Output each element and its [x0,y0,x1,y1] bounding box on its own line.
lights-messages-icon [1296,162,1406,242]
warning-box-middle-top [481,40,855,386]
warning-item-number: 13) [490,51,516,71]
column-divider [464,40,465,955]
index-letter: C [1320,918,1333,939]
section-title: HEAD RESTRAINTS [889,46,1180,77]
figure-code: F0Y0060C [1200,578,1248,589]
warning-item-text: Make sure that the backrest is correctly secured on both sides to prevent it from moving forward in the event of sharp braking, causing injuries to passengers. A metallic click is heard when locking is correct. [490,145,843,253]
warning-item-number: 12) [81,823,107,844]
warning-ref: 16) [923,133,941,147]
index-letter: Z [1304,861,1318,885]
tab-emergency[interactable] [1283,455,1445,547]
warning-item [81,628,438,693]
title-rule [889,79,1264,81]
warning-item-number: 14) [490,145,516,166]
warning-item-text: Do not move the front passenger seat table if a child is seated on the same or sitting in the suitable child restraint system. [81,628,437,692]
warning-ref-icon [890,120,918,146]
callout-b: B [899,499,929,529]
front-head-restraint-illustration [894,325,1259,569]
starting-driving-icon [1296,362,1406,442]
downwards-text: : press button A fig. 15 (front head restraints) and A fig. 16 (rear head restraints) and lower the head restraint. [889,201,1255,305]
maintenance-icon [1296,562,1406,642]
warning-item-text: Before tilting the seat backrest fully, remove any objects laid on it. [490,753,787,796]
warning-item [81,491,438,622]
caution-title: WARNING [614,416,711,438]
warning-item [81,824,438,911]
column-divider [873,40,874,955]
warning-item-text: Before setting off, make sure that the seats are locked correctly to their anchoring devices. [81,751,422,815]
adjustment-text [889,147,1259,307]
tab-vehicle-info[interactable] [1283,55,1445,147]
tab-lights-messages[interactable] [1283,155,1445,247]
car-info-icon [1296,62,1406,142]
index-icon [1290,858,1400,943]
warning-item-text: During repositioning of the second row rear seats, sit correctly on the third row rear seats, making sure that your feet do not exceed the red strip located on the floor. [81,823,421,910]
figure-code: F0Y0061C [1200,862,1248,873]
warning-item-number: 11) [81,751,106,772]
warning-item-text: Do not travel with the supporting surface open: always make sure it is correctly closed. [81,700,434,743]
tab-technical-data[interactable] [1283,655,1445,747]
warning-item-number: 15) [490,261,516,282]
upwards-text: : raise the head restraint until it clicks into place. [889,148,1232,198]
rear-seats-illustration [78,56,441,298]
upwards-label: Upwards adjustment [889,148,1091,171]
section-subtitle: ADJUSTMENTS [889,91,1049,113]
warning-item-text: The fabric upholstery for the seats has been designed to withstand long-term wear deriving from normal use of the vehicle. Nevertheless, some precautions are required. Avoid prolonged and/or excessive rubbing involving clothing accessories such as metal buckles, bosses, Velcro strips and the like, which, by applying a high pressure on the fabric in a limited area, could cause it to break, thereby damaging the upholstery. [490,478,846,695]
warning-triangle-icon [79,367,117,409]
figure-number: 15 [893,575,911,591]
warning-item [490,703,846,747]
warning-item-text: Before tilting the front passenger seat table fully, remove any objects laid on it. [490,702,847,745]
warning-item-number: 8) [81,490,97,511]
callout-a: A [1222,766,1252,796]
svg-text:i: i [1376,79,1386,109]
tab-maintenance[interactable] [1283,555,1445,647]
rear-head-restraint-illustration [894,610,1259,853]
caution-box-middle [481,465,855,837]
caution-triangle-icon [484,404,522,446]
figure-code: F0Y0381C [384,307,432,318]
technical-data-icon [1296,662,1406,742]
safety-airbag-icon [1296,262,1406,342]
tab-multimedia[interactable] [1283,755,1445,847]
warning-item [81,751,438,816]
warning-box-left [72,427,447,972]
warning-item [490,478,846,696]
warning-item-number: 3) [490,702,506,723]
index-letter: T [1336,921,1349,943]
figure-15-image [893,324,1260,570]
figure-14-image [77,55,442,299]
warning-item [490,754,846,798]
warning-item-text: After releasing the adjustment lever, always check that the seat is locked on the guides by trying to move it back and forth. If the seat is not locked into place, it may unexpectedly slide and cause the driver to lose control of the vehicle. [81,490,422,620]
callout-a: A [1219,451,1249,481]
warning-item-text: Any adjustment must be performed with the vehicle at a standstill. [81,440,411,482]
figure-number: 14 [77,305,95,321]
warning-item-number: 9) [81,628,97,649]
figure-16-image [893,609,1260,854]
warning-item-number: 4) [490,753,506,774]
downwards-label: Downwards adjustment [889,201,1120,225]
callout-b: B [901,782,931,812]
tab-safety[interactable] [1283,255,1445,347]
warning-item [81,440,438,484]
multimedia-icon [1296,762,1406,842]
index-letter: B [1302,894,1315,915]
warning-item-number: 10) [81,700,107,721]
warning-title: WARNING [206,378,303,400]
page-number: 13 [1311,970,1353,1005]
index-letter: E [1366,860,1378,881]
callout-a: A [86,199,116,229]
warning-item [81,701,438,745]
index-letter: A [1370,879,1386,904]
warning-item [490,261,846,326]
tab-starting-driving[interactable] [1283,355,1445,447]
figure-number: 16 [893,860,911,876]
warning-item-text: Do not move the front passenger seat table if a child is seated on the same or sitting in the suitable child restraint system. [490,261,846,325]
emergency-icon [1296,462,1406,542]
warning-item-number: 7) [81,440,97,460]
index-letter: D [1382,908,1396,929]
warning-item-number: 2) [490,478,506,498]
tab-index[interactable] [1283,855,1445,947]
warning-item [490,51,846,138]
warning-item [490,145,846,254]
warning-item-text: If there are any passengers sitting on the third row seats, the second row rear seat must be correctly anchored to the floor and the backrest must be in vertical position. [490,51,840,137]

▶ Task instructions
Rename every "column-divider" in the listing to "column-separator" and change nothing else.

▶ Response to this task
Output each element and its [x0,y0,x1,y1] bounding box on its own line.
lights-messages-icon [1296,162,1406,242]
warning-box-middle-top [481,40,855,386]
warning-item-number: 13) [490,51,516,71]
column-separator [464,40,465,955]
index-letter: C [1320,918,1333,939]
section-title: HEAD RESTRAINTS [889,46,1180,77]
figure-code: F0Y0060C [1200,578,1248,589]
warning-item-text: Make sure that the backrest is correctly secured on both sides to prevent it from moving forward in the event of sharp braking, causing injuries to passengers. A metallic click is heard when locking is correct. [490,145,843,253]
warning-item-number: 12) [81,823,107,844]
warning-ref: 16) [923,133,941,147]
index-letter: Z [1304,861,1318,885]
tab-emergency[interactable] [1283,455,1445,547]
warning-item [81,628,438,693]
title-rule [889,79,1264,81]
warning-item-number: 14) [490,145,516,166]
warning-item-text: Do not move the front passenger seat table if a child is seated on the same or sitting in the suitable child restraint system. [81,628,437,692]
warning-ref-icon [890,120,918,146]
callout-b: B [899,499,929,529]
front-head-restraint-illustration [894,325,1259,569]
starting-driving-icon [1296,362,1406,442]
downwards-text: : press button A fig. 15 (front head restraints) and A fig. 16 (rear head restraints) and lower the head restraint. [889,201,1255,305]
maintenance-icon [1296,562,1406,642]
warning-item-text: Before tilting the seat backrest fully, remove any objects laid on it. [490,753,787,796]
warning-item [81,491,438,622]
caution-title: WARNING [614,416,711,438]
warning-item [81,824,438,911]
column-separator [873,40,874,955]
warning-item-text: Before setting off, make sure that the seats are locked correctly to their anchoring devices. [81,751,422,815]
adjustment-text [889,147,1259,307]
tab-vehicle-info[interactable] [1283,55,1445,147]
tab-lights-messages[interactable] [1283,155,1445,247]
car-info-icon [1296,62,1406,142]
index-icon [1290,858,1400,943]
warning-item-text: During repositioning of the second row rear seats, sit correctly on the third row rear seats, making sure that your feet do not exceed the red strip located on the floor. [81,823,421,910]
figure-code: F0Y0061C [1200,862,1248,873]
warning-item-number: 11) [81,751,106,772]
warning-item-text: Do not travel with the supporting surface open: always make sure it is correctly closed. [81,700,434,743]
tab-technical-data[interactable] [1283,655,1445,747]
warning-item-number: 15) [490,261,516,282]
upwards-text: : raise the head restraint until it clicks into place. [889,148,1232,198]
rear-seats-illustration [78,56,441,298]
upwards-label: Upwards adjustment [889,148,1091,171]
section-subtitle: ADJUSTMENTS [889,91,1049,113]
warning-item-text: The fabric upholstery for the seats has been designed to withstand long-term wear deriving from normal use of the vehicle. Nevertheless, some precautions are required. Avoid prolonged and/or excessive rubbing involving clothing accessories such as metal buckles, bosses, Velcro strips and the like, which, by applying a high pressure on the fabric in a limited area, could cause it to break, thereby damaging the upholstery. [490,478,846,695]
warning-triangle-icon [79,367,117,409]
figure-number: 15 [893,575,911,591]
warning-item [490,703,846,747]
warning-item-text: Before tilting the front passenger seat table fully, remove any objects laid on it. [490,702,847,745]
warning-item-number: 8) [81,490,97,511]
callout-a: A [1222,766,1252,796]
svg-text:i: i [1376,79,1386,109]
tab-maintenance[interactable] [1283,555,1445,647]
rear-head-restraint-illustration [894,610,1259,853]
caution-box-middle [481,465,855,837]
caution-triangle-icon [484,404,522,446]
figure-code: F0Y0381C [384,307,432,318]
technical-data-icon [1296,662,1406,742]
safety-airbag-icon [1296,262,1406,342]
tab-multimedia[interactable] [1283,755,1445,847]
warning-item [81,751,438,816]
warning-box-left [72,427,447,972]
warning-item [490,478,846,696]
warning-item-number: 3) [490,702,506,723]
index-letter: T [1336,921,1349,943]
figure-15-image [893,324,1260,570]
figure-14-image [77,55,442,299]
warning-item [490,754,846,798]
warning-item-text: After releasing the adjustment lever, always check that the seat is locked on the guides by trying to move it back and forth. If the seat is not locked into place, it may unexpectedly slide and cause the driver to lose control of the vehicle. [81,490,422,620]
callout-a: A [1219,451,1249,481]
warning-item-text: Any adjustment must be performed with the vehicle at a standstill. [81,440,411,482]
figure-number: 14 [77,305,95,321]
warning-item-number: 9) [81,628,97,649]
figure-16-image [893,609,1260,854]
warning-item-number: 4) [490,753,506,774]
downwards-label: Downwards adjustment [889,201,1120,225]
callout-b: B [901,782,931,812]
tab-safety[interactable] [1283,255,1445,347]
warning-item [81,440,438,484]
multimedia-icon [1296,762,1406,842]
index-letter: B [1302,894,1315,915]
warning-item-number: 10) [81,700,107,721]
warning-title: WARNING [206,378,303,400]
page-number: 13 [1311,970,1353,1005]
index-letter: E [1366,860,1378,881]
callout-a: A [86,199,116,229]
warning-item [81,701,438,745]
index-letter: A [1370,879,1386,904]
warning-item [490,261,846,326]
tab-starting-driving[interactable] [1283,355,1445,447]
figure-number: 16 [893,860,911,876]
warning-item-text: Do not move the front passenger seat table if a child is seated on the same or sitting in the suitable child restraint system. [490,261,846,325]
emergency-icon [1296,462,1406,542]
warning-item-number: 7) [81,440,97,460]
index-letter: D [1382,908,1396,929]
warning-item-number: 2) [490,478,506,498]
tab-index[interactable] [1283,855,1445,947]
warning-item [490,51,846,138]
warning-item [490,145,846,254]
warning-item-text: If there are any passengers sitting on the third row seats, the second row rear seat must be correctly anchored to the floor and the backrest must be in vertical position. [490,51,840,137]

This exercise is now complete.